## Data listing
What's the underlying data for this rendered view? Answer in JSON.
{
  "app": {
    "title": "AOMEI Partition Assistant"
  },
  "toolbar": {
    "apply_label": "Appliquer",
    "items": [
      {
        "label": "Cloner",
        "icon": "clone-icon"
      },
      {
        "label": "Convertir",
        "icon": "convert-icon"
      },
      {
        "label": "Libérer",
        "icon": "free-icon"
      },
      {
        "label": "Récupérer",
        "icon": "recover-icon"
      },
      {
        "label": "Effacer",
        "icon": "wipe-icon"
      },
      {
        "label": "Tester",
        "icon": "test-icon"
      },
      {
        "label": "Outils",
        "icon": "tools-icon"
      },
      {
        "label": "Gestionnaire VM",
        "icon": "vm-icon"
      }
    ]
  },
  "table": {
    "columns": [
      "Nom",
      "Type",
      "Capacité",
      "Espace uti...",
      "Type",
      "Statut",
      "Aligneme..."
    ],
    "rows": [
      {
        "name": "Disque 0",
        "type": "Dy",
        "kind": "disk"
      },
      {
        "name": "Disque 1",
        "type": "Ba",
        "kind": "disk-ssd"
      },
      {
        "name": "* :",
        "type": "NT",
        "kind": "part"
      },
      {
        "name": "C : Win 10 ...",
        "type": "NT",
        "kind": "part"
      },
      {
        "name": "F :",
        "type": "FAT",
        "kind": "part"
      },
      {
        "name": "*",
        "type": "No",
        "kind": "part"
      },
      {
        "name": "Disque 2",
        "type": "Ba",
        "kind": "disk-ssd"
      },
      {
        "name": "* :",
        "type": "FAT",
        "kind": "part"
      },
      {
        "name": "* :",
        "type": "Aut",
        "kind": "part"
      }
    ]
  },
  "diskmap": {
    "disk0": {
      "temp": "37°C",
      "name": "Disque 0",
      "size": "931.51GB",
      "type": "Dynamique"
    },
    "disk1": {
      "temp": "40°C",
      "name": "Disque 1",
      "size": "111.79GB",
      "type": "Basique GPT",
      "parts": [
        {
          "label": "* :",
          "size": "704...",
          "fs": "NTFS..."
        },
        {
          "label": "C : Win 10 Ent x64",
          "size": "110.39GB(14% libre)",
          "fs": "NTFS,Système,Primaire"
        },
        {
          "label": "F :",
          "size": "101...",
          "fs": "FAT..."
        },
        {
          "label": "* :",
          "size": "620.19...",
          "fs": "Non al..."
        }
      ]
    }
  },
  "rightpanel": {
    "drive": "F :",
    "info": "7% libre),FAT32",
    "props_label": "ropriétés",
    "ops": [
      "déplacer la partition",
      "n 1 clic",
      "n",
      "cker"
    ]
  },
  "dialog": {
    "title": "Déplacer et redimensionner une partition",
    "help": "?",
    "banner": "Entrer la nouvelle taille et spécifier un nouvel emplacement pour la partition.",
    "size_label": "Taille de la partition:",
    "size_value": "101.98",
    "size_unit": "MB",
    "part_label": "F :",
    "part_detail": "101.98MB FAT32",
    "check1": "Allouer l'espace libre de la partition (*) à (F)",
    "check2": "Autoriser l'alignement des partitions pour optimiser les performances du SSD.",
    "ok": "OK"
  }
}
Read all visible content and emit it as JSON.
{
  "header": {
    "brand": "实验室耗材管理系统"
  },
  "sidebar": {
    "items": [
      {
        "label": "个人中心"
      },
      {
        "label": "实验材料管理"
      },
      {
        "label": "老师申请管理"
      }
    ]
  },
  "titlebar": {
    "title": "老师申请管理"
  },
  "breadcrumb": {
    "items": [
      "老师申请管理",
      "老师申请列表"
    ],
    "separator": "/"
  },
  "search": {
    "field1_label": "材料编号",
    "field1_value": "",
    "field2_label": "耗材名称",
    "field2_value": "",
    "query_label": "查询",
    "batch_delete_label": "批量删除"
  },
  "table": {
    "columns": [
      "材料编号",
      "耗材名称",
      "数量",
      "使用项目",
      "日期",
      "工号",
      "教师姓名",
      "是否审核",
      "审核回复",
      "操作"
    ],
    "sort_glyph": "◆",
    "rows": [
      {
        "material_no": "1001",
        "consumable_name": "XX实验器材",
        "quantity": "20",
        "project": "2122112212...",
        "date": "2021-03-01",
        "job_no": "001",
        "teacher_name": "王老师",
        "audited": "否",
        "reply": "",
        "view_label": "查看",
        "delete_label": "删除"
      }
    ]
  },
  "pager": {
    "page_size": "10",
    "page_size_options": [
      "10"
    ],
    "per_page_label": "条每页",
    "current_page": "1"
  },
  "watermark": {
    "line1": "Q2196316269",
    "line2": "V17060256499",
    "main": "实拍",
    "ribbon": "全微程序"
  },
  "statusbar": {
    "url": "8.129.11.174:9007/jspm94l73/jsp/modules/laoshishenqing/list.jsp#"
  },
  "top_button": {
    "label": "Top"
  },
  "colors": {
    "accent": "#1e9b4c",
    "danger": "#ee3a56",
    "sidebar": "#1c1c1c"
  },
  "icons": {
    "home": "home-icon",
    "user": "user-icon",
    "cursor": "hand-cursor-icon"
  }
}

## Exercise description
In the listing above, find the lines holding the word "Disque" and copy them.

## Result
        "name": "Disque 0",
        "name": "Disque 1",
        "name": "Disque 2",
      "name": "Disque 0",
      "name": "Disque 1",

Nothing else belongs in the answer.